Passage to read.

━━━━━━━━━━

The Emergency Department as a Potential Site for Smoking Cessation Intervention: A Randomized, Controlled Trial

Authors


Department of Emergency Medicine, Morristown Memorial Hospital, 100 Madison Avenue, Box 8, Morristown, NJ 07962. Fax: 973-290-7202; e-mail: prich78226@aol.com

Abstract

Abstract. Objective: To assess the effect of physician counseling and referral on smoking cessation rates and attendance at a smoking cessation program. Methods: This was a prospective, randomized clinical trial set in a suburban, community teaching hospital emergency department (ED). During study hours, dedicated research associates enrolled consecutive, stable, oriented patients who were smokers. Eligible, consenting patients were randomized to one of two intervention groups. The control group received a two-page “Stop Smoking” pamphlet from the American Heart Association (AHA). Patients in the intervention group were given the AHA pamphlet along with pharmacologic information and standardized counseling by the attending emergency physician, including written and oral referral to a smoking cessation program. The primary outcome measures were telephone contact/attendance at the smoking cessation program by the intervention group and the rate of smoking cessation in both study groups at three months post-ED visit. Categorical data were analyzed by chi-square and Fisher's exact tests. Rank data were analyzed by Mann-Whitney tests and continuous data by t-tests. All tests were two-tailed with alpha set at 0.05. Results: One hundred fifty-two patients were enrolled; 78 were randomized to the intervention group. Nearly 70% of patients (103) were available for telephone follow-up. The study groups were statistically similar with regard to baseline demographic characteristics and the prevalence of moderate or severe nicotine addiction. None of the patients (0%) in the intervention group contacted or attended the smoking cessation program during the study period (95% CI = 0-4%). The percentages of patients who stopped smoking after three months were similar in the two groups [10.4% (5/48) control vs 10.9% (6/55) intervention; p = 1]. Conclusion: The authors found no difference in the smoking cessation rates between ED patients who received written material and those who were counseled by emergency physicians. Referral of patients who smoked to a cessation program was unsuccessful.

━━━━━━━━━━

(Source records)
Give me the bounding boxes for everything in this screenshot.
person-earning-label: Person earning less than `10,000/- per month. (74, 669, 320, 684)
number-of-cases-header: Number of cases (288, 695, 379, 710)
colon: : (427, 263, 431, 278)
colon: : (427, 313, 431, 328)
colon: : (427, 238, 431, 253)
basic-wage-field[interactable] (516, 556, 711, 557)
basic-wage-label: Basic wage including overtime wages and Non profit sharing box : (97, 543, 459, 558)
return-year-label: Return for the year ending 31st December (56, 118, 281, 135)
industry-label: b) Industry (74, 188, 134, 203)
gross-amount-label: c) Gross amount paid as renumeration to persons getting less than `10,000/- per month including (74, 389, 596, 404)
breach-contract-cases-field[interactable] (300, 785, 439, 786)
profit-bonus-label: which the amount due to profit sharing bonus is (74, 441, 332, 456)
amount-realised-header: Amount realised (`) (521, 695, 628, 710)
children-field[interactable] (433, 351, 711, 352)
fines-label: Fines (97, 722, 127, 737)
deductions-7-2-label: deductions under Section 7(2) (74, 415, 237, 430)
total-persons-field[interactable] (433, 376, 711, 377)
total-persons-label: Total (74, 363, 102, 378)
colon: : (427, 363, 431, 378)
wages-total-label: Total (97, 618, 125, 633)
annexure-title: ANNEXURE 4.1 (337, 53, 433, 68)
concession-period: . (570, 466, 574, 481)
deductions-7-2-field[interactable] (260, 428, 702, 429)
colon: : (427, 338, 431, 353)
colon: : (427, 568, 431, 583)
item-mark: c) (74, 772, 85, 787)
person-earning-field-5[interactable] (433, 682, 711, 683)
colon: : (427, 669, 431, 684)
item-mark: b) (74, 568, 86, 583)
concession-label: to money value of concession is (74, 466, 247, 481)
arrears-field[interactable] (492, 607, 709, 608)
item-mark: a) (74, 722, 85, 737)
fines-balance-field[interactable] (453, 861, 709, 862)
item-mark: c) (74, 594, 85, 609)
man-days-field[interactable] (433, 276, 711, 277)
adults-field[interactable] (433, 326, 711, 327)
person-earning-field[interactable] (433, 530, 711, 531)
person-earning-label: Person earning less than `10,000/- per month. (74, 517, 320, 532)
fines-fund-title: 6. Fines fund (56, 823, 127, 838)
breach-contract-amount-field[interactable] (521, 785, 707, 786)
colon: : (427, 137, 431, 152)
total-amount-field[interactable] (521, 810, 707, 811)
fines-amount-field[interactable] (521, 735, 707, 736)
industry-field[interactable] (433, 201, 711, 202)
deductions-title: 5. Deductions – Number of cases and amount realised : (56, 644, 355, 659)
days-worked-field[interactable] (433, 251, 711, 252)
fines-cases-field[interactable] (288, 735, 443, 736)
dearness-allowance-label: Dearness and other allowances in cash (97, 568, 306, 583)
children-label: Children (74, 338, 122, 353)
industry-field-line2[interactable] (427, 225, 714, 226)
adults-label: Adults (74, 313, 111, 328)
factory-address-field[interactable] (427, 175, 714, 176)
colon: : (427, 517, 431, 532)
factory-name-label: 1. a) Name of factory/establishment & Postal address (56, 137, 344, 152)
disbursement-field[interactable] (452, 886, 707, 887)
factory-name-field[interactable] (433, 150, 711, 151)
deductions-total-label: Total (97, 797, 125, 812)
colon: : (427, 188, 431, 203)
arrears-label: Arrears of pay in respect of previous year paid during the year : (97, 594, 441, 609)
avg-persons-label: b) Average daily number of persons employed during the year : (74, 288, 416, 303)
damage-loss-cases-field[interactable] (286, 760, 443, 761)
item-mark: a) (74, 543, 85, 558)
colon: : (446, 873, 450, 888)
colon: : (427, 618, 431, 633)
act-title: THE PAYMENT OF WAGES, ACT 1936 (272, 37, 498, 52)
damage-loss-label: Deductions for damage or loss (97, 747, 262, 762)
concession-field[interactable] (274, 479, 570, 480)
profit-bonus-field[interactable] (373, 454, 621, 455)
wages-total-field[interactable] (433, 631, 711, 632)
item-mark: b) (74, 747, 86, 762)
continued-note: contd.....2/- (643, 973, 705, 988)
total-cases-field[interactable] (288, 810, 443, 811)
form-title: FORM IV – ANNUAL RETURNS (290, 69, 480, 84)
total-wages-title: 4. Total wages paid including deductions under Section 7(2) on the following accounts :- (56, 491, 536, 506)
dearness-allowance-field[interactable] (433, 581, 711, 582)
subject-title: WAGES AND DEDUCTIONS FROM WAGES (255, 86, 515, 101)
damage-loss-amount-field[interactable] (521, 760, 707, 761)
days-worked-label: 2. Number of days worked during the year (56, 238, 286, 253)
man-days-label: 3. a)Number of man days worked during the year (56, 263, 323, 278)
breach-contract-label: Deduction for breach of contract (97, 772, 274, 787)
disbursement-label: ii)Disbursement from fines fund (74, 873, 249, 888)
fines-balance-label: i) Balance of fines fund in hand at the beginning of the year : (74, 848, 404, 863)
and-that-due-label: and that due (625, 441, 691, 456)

━━━━━━━━━━

In the abstract on the emergency department smoking cessation trial, what did patients in the control group receive?

A two-page "Stop Smoking" pamphlet from the American Heart Association (AHA).